◆ **Given exercise**
All lines featuring the string "Наименование" are to be listed.

Stored items from a collection
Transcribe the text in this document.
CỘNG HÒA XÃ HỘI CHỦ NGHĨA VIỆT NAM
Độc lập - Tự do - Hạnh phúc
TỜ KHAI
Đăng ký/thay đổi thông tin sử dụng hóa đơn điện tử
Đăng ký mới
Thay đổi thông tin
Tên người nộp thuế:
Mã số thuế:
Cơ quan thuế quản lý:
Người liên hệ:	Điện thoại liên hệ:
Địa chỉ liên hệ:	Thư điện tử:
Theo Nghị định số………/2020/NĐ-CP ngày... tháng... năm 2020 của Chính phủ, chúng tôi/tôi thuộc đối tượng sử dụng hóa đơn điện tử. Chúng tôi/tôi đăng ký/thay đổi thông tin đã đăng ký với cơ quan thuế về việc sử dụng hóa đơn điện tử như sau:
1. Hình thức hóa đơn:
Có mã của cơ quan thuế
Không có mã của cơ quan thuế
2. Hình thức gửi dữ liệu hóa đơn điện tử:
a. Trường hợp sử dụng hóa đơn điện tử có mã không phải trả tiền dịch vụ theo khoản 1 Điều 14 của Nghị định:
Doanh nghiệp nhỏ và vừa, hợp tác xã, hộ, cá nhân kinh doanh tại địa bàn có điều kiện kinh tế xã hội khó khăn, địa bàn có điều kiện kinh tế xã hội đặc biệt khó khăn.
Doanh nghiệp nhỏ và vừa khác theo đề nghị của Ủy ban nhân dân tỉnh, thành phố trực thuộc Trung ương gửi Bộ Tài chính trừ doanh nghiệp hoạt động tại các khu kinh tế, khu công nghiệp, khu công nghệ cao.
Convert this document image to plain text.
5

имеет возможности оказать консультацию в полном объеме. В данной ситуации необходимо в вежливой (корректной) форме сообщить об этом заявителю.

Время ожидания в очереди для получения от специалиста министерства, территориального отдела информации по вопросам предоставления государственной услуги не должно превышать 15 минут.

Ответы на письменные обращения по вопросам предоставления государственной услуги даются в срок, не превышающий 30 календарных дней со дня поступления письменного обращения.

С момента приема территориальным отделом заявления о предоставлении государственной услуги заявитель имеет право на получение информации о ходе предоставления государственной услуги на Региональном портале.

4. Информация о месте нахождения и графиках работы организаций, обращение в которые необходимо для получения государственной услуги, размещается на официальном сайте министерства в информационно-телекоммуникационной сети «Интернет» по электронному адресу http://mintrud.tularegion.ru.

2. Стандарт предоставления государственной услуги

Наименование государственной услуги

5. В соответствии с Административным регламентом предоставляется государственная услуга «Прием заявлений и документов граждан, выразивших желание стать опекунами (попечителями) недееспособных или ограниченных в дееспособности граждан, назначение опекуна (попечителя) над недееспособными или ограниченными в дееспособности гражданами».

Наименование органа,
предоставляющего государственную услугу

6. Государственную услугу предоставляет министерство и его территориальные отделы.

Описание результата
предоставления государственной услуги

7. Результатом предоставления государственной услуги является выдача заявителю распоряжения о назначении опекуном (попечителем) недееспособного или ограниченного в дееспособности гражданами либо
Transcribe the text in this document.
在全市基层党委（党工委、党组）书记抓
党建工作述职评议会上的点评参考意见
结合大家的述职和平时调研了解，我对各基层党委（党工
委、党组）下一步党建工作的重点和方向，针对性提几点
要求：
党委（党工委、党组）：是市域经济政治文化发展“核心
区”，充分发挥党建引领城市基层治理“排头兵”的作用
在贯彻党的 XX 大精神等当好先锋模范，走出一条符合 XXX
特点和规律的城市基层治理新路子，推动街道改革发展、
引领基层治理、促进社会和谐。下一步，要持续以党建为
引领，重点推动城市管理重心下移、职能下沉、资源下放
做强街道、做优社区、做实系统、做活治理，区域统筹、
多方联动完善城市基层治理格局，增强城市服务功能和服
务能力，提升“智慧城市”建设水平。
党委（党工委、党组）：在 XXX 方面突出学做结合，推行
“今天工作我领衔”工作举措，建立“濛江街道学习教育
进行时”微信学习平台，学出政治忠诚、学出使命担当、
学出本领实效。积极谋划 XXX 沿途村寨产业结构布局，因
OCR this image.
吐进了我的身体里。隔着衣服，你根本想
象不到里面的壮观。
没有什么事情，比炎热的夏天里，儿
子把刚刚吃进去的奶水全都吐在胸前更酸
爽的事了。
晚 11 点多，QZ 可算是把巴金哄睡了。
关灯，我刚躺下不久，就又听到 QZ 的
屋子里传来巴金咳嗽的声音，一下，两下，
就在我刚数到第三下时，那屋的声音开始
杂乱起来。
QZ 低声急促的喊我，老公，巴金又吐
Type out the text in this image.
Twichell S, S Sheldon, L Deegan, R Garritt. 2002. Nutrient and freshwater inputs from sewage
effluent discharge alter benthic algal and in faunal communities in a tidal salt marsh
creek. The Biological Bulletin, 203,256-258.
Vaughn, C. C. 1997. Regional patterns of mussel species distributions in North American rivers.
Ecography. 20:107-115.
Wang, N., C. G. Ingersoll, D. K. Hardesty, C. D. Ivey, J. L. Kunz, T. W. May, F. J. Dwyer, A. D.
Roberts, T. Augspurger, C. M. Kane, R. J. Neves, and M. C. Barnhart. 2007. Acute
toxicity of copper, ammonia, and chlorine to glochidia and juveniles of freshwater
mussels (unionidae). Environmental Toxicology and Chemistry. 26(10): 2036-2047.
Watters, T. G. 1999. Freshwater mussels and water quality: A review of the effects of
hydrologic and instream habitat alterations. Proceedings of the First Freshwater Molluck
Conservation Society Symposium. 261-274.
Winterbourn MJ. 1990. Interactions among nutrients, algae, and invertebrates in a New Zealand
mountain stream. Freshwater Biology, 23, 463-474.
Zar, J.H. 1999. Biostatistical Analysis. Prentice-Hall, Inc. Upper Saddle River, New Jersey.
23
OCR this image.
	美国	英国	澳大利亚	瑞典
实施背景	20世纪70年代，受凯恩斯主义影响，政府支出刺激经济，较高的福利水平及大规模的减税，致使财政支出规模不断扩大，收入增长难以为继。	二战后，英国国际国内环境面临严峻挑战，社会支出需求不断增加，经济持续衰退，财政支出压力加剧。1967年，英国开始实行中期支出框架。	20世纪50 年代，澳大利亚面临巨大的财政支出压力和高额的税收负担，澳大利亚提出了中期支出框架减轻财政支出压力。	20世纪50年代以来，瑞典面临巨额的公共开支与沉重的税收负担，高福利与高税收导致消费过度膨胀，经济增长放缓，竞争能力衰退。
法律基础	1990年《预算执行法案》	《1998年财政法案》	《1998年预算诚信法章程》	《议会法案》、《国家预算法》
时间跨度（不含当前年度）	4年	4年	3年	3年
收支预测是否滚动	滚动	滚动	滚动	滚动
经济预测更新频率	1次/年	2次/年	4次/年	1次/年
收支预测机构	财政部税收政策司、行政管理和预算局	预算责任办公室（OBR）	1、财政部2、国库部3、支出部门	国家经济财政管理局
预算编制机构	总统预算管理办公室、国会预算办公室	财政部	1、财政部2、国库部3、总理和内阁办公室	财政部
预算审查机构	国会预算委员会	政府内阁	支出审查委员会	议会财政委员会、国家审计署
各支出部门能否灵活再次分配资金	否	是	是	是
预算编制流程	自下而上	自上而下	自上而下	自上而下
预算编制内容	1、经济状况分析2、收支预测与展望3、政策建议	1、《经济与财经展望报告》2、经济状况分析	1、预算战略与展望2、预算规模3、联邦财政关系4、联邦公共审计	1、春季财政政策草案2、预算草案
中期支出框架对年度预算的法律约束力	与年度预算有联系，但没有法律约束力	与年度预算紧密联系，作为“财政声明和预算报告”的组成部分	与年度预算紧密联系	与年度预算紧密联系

◆ **Output for this task**
Наименование государственной услуги
Наименование органа,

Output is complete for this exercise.